*WHAT IS BEING ASKED*
Each entry has to be copied exactly, with nothing missed.
_ _ _ _
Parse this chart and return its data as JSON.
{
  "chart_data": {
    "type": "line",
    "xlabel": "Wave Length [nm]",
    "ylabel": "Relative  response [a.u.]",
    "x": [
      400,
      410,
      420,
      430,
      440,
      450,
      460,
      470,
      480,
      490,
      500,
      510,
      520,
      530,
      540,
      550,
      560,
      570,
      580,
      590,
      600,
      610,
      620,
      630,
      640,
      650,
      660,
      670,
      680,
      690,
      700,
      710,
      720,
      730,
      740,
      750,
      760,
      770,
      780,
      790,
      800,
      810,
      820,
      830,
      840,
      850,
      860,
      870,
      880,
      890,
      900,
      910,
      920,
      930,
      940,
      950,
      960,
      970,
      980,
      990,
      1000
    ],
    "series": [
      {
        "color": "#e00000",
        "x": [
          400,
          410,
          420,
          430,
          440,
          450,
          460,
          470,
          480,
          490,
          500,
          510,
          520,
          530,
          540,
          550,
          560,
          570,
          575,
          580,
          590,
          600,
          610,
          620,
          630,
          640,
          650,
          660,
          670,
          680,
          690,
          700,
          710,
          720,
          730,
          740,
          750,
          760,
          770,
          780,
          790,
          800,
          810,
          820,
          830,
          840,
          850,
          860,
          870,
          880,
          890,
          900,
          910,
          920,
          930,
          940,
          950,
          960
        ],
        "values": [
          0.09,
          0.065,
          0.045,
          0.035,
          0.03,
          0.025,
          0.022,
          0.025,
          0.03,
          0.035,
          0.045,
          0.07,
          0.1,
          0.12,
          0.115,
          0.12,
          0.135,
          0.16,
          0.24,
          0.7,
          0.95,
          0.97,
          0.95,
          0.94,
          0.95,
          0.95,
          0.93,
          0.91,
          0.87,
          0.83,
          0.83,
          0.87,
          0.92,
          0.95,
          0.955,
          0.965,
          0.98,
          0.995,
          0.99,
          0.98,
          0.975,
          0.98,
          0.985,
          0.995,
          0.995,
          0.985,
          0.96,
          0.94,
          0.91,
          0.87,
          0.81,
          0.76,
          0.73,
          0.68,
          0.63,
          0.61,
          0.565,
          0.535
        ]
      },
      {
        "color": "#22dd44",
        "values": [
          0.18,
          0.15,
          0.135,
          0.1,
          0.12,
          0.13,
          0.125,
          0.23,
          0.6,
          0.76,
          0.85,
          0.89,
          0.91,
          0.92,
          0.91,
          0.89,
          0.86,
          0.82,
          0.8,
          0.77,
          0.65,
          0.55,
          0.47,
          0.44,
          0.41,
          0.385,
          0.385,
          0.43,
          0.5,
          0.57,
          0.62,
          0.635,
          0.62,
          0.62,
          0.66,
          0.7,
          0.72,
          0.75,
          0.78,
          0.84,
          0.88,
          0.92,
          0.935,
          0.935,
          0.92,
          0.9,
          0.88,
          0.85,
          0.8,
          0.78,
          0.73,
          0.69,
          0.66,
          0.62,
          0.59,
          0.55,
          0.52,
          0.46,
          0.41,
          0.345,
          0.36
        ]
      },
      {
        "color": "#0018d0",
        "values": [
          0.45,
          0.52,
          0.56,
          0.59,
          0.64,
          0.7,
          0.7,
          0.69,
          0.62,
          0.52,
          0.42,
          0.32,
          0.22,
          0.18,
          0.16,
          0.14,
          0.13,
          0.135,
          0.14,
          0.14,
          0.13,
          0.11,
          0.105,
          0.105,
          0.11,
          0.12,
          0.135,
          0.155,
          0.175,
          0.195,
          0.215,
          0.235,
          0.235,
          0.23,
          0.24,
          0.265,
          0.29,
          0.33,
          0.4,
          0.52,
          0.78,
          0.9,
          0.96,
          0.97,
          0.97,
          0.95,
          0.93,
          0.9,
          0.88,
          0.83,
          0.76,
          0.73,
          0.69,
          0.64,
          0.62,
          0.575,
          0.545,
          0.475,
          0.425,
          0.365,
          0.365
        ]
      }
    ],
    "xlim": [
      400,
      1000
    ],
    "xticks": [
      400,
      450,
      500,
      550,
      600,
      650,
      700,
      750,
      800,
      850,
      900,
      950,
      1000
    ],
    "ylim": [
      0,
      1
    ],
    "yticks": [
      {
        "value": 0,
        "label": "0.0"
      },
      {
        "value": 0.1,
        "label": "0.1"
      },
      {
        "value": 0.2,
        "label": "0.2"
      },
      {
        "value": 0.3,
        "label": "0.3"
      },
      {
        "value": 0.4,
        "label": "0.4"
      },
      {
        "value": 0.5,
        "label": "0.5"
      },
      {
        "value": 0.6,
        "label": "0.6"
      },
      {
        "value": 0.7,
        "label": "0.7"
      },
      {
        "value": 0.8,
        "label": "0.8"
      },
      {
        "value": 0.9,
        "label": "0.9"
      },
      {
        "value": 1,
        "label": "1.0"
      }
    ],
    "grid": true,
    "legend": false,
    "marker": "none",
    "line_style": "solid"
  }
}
_ _ _ _
*RESPONSE BELOW*
Parse this chart and return its data as JSON.
{
  "chart_data": {
    "type": "line",
    "xlabel": "Wave Length [nm]",
    "ylabel": "Relative  response [a.u.]",
    "x": [
      400,
      410,
      420,
      430,
      440,
      450,
      460,
      470,
      480,
      490,
      500,
      510,
      520,
      530,
      540,
      550,
      560,
      570,
      580,
      590,
      600,
      610,
      620,
      630,
      640,
      650,
      660,
      670,
      680,
      690,
      700,
      710,
      720,
      730,
      740,
      750,
      760,
      770,
      780,
      790,
      800,
      810,
      820,
      830,
      840,
      850,
      860,
      870,
      880,
      890,
      900,
      910,
      920,
      930,
      940,
      950,
      960,
      970,
      980,
      990,
      1000
    ],
    "series": [
      {
        "color": "#e00000",
        "x": [
          400,
          410,
          420,
          430,
          440,
          450,
          460,
          470,
          480,
          490,
          500,
          510,
          520,
          530,
          540,
          550,
          560,
          570,
          575,
          580,
          590,
          600,
          610,
          620,
          630,
          640,
          650,
          660,
          670,
          680,
          690,
          700,
          710,
          720,
          730,
          740,
          750,
          760,
          770,
          780,
          790,
          800,
          810,
          820,
          830,
          840,
          850,
          860,
          870,
          880,
          890,
          900,
          910,
          920,
          930,
          940,
          950,
          960
        ],
        "values": [
          0.09,
          0.065,
          0.045,
          0.035,
          0.03,
          0.025,
          0.022,
          0.025,
          0.03,
          0.035,
          0.045,
          0.07,
          0.1,
          0.12,
          0.115,
          0.12,
          0.135,
          0.16,
          0.24,
          0.7,
          0.95,
          0.97,
          0.95,
          0.94,
          0.95,
          0.95,
          0.93,
          0.91,
          0.87,
          0.83,
          0.83,
          0.87,
          0.92,
          0.95,
          0.955,
          0.965,
          0.98,
          0.995,
          0.99,
          0.98,
          0.975,
          0.98,
          0.985,
          0.995,
          0.995,
          0.985,
          0.96,
          0.94,
          0.91,
          0.87,
          0.81,
          0.76,
          0.73,
          0.68,
          0.63,
          0.61,
          0.565,
          0.535
        ]
      },
      {
        "color": "#22dd44",
        "values": [
          0.18,
          0.15,
          0.135,
          0.1,
          0.12,
          0.13,
          0.125,
          0.23,
          0.6,
          0.76,
          0.85,
          0.89,
          0.91,
          0.92,
          0.91,
          0.89,
          0.86,
          0.82,
          0.8,
          0.77,
          0.65,
          0.55,
          0.47,
          0.44,
          0.41,
          0.385,
          0.385,
          0.43,
          0.5,
          0.57,
          0.62,
          0.635,
          0.62,
          0.62,
          0.66,
          0.7,
          0.72,
          0.75,
          0.78,
          0.84,
          0.88,
          0.92,
          0.935,
          0.935,
          0.92,
          0.9,
          0.88,
          0.85,
          0.8,
          0.78,
          0.73,
          0.69,
          0.66,
          0.62,
          0.59,
          0.55,
          0.52,
          0.46,
          0.41,
          0.345,
          0.36
        ]
      },
      {
        "color": "#0018d0",
        "values": [
          0.45,
          0.52,
          0.56,
          0.59,
          0.64,
          0.7,
          0.7,
          0.69,
          0.62,
          0.52,
          0.42,
          0.32,
          0.22,
          0.18,
          0.16,
          0.14,
          0.13,
          0.135,
          0.14,
          0.14,
          0.13,
          0.11,
          0.105,
          0.105,
          0.11,
          0.12,
          0.135,
          0.155,
          0.175,
          0.195,
          0.215,
          0.235,
          0.235,
          0.23,
          0.24,
          0.265,
          0.29,
          0.33,
          0.4,
          0.52,
          0.78,
          0.9,
          0.96,
          0.97,
          0.97,
          0.95,
          0.93,
          0.9,
          0.88,
          0.83,
          0.76,
          0.73,
          0.69,
          0.64,
          0.62,
          0.575,
          0.545,
          0.475,
          0.425,
          0.365,
          0.365
        ]
      }
    ],
    "xlim": [
      400,
      1000
    ],
    "xticks": [
      400,
      450,
      500,
      550,
      600,
      650,
      700,
      750,
      800,
      850,
      900,
      950,
      1000
    ],
    "ylim": [
      0,
      1
    ],
    "yticks": [
      {
        "value": 0,
        "label": "0.0"
      },
      {
        "value": 0.1,
        "label": "0.1"
      },
      {
        "value": 0.2,
        "label": "0.2"
      },
      {
        "value": 0.3,
        "label": "0.3"
      },
      {
        "value": 0.4,
        "label": "0.4"
      },
      {
        "value": 0.5,
        "label": "0.5"
      },
      {
        "value": 0.6,
        "label": "0.6"
      },
      {
        "value": 0.7,
        "label": "0.7"
      },
      {
        "value": 0.8,
        "label": "0.8"
      },
      {
        "value": 0.9,
        "label": "0.9"
      },
      {
        "value": 1,
        "label": "1.0"
      }
    ],
    "grid": true,
    "legend": false,
    "marker": "none",
    "line_style": "solid"
  }
}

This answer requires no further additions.